• [What is expected] Give only the number of lines in these records that contain the word "China".

• [Given data]

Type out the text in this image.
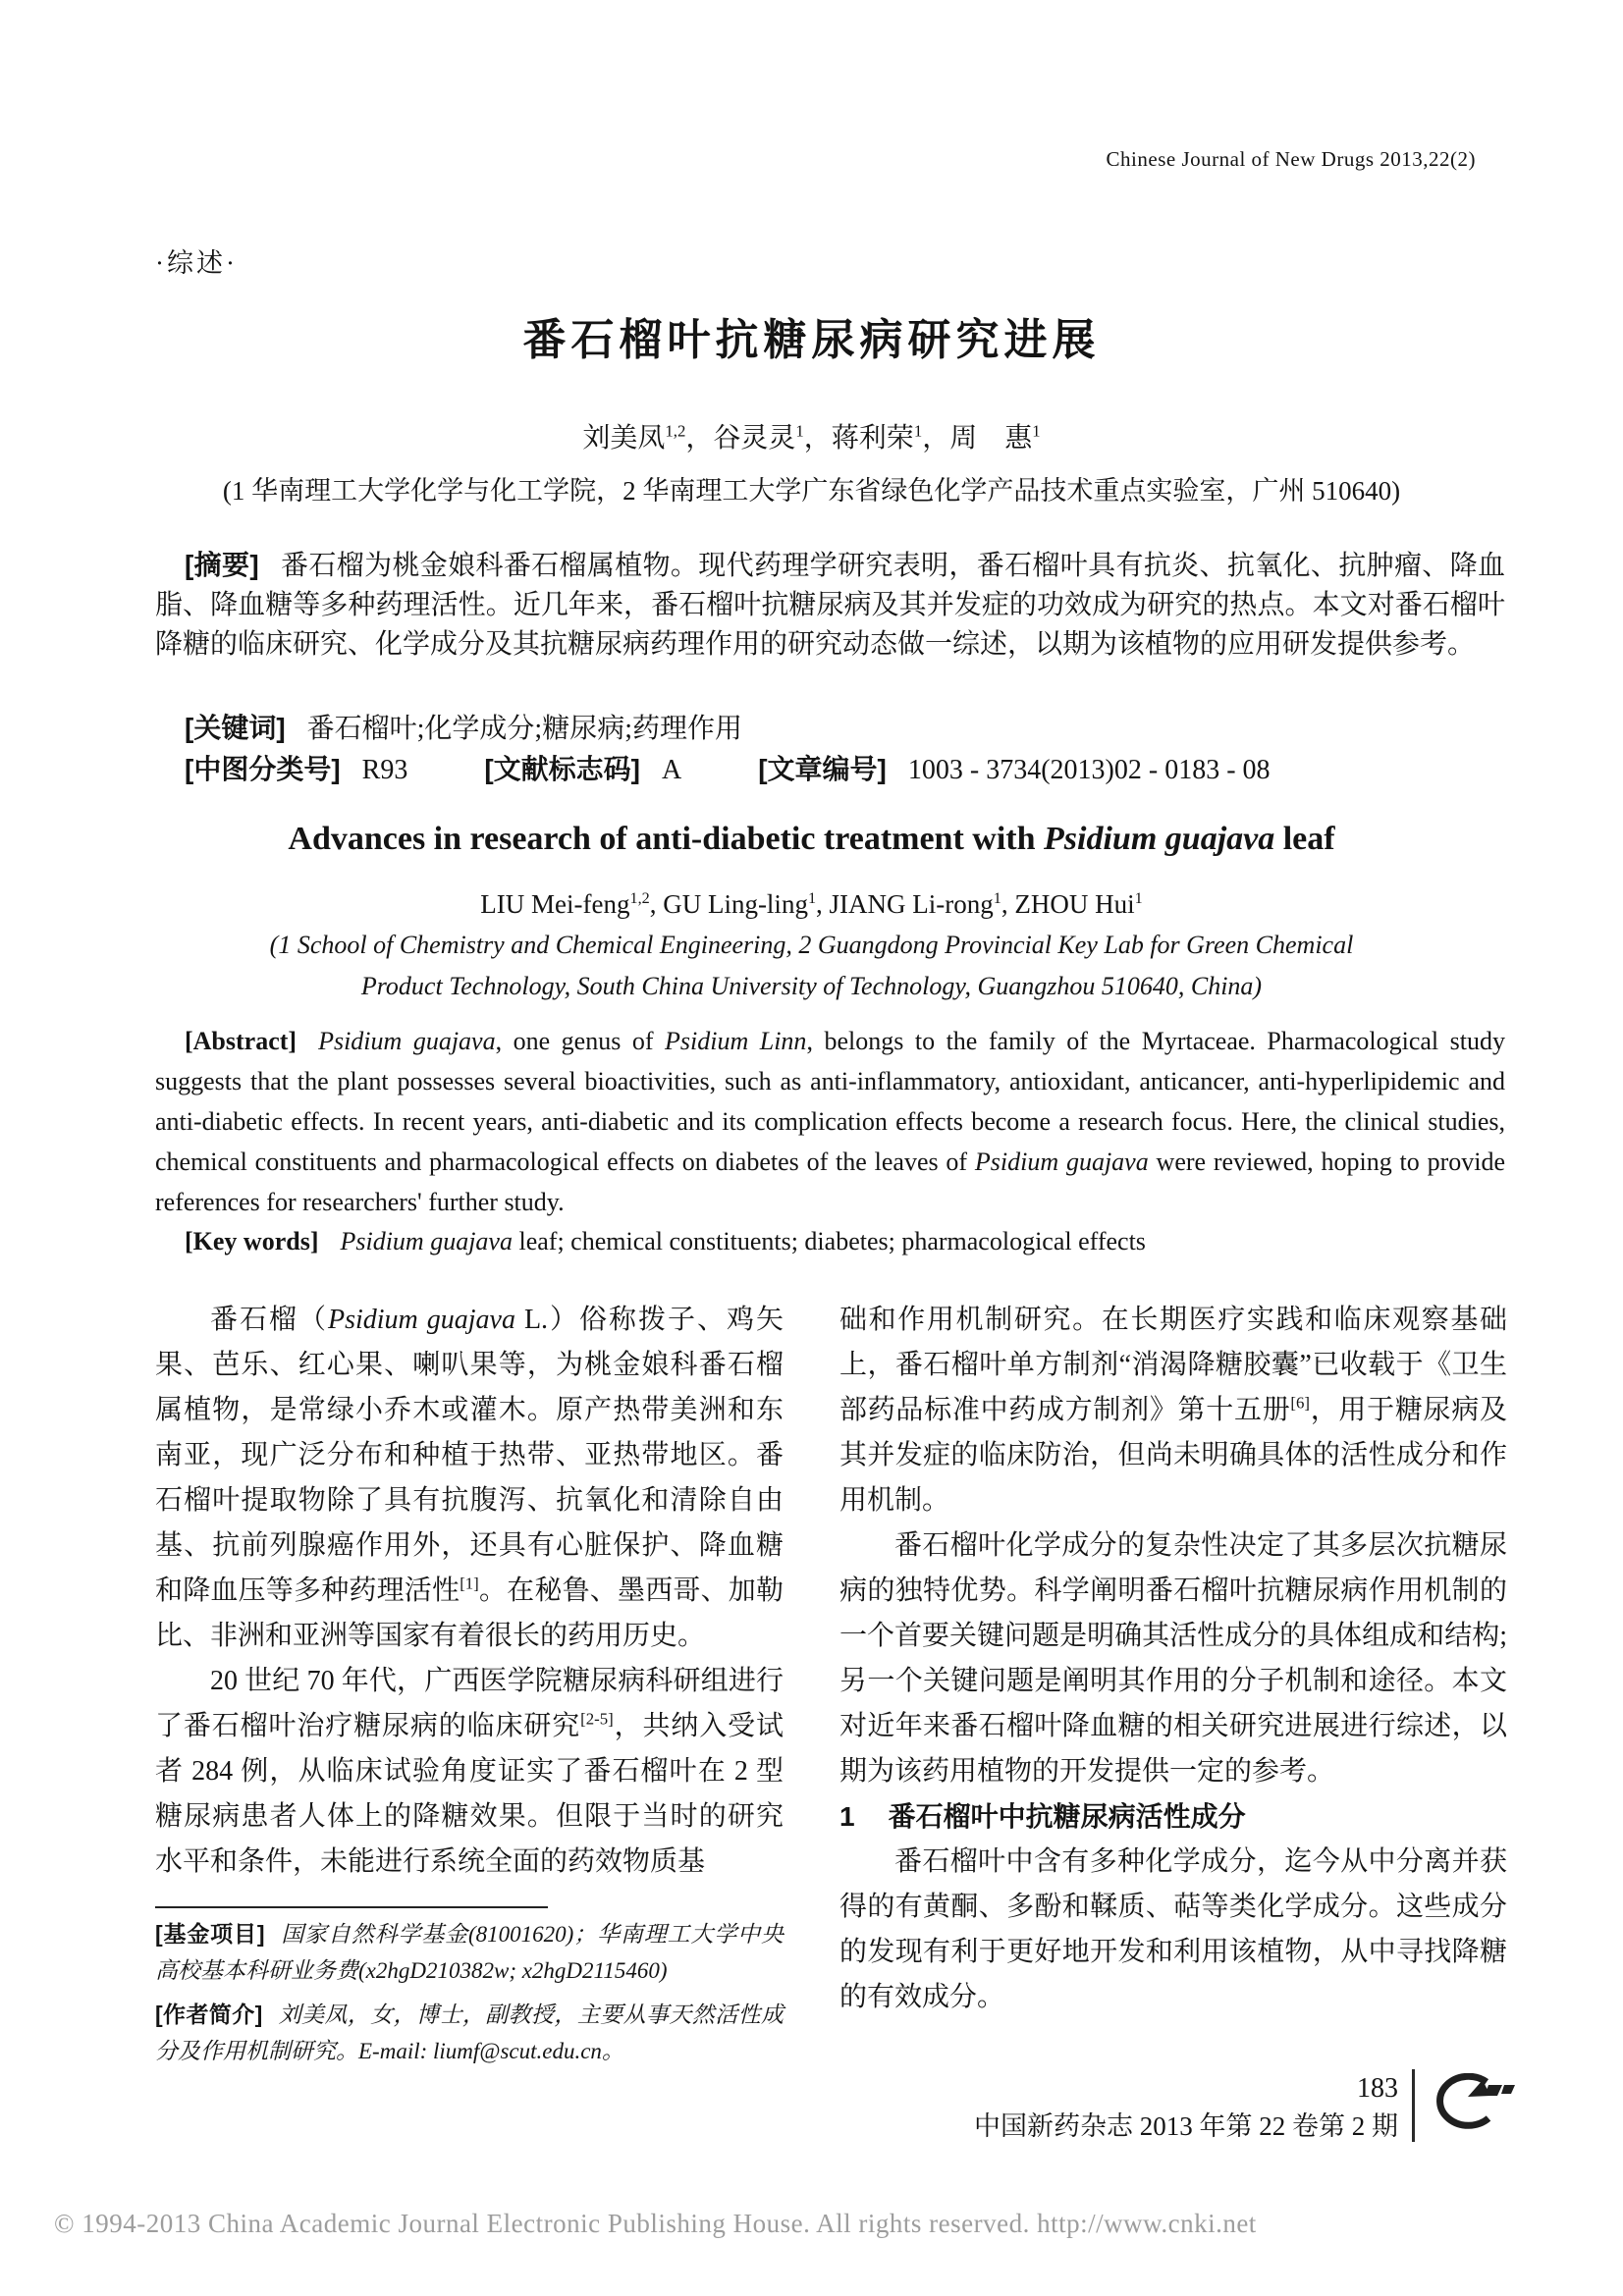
Chinese Journal of New Drugs 2013,22(2)
·综述·
番石榴叶抗糖尿病研究进展
刘美凤$^{1,2}$，谷灵灵$^1$，蒋利荣$^1$，周　惠$^1$
(1 华南理工大学化学与化工学院，2 华南理工大学广东省绿色化学产品技术重点实验室，广州 510640)

[摘要] 番石榴为桃金娘科番石榴属植物。现代药理学研究表明，番石榴叶具有抗炎、抗氧化、抗肿瘤、降血脂、降血糖等多种药理活性。近几年来，番石榴叶抗糖尿病及其并发症的功效成为研究的热点。本文对番石榴叶降糖的临床研究、化学成分及其抗糖尿病药理作用的研究动态做一综述，以期为该植物的应用研发提供参考。

[关键词] 番石榴叶;化学成分;糖尿病;药理作用

[中图分类号] R93	[文献标志码] A	[文章编号] 1003 - 3734(2013)02 - 0183 - 08

Advances in research of anti-diabetic treatment with Psidium guajava leaf
LIU Mei-feng$^{1,2}$, GU Ling-ling$^1$, JIANG Li-rong$^1$, ZHOU Hui$^1$
(1 School of Chemistry and Chemical Engineering, 2 Guangdong Provincial Key Lab for Green Chemical
Product Technology, South China University of Technology, Guangzhou 510640, China)

[Abstract] Psidium guajava, one genus of Psidium Linn, belongs to the family of the Myrtaceae. Pharmacological study suggests that the plant possesses several bioactivities, such as anti-inflammatory, antioxidant, anticancer, anti-hyperlipidemic and anti-diabetic effects. In recent years, anti-diabetic and its complication effects become a research focus. Here, the clinical studies, chemical constituents and pharmacological effects on diabetes of the leaves of Psidium guajava were reviewed, hoping to provide references for researchers' further study.

[Key words] Psidium guajava leaf; chemical constituents; diabetes; pharmacological effects

番石榴（Psidium guajava L.）俗称拨子、鸡矢果、芭乐、红心果、喇叭果等，为桃金娘科番石榴属植物，是常绿小乔木或灌木。原产热带美洲和东南亚，现广泛分布和种植于热带、亚热带地区。番石榴叶提取物除了具有抗腹泻、抗氧化和清除自由基、抗前列腺癌作用外，还具有心脏保护、降血糖和降血压等多种药理活性[1]。在秘鲁、墨西哥、加勒比、非洲和亚洲等国家有着很长的药用历史。

20 世纪 70 年代，广西医学院糖尿病科研组进行了番石榴叶治疗糖尿病的临床研究[2-5]，共纳入受试者 284 例，从临床试验角度证实了番石榴叶在 2 型糖尿病患者人体上的降糖效果。但限于当时的研究水平和条件，未能进行系统全面的药效物质基

[基金项目] 国家自然科学基金(81001620)；华南理工大学中央高校基本科研业务费(x2hgD210382w; x2hgD2115460)

[作者简介] 刘美凤，女，博士，副教授，主要从事天然活性成分及作用机制研究。E-mail: liumf@scut.edu.cn。

础和作用机制研究。在长期医疗实践和临床观察基础上，番石榴叶单方制剂“消渴降糖胶囊”已收载于《卫生部药品标准中药成方制剂》第十五册[6]，用于糖尿病及其并发症的临床防治，但尚未明确具体的活性成分和作用机制。

番石榴叶化学成分的复杂性决定了其多层次抗糖尿病的独特优势。科学阐明番石榴叶抗糖尿病作用机制的一个首要关键问题是明确其活性成分的具体组成和结构;另一个关键问题是阐明其作用的分子机制和途径。本文对近年来番石榴叶降血糖的相关研究进展进行综述，以期为该药用植物的开发提供一定的参考。

1 番石榴叶中抗糖尿病活性成分

番石榴叶中含有多种化学成分，迄今从中分离并获得的有黄酮、多酚和鞣质、萜等类化学成分。这些成分的发现有利于更好地开发和利用该植物，从中寻找降糖的有效成分。

183
中国新药杂志 2013 年第 22 卷第 2 期
© 1994-2013 China Academic Journal Electronic Publishing House. All rights reserved. http://www.cnki.net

• [Correct result] 2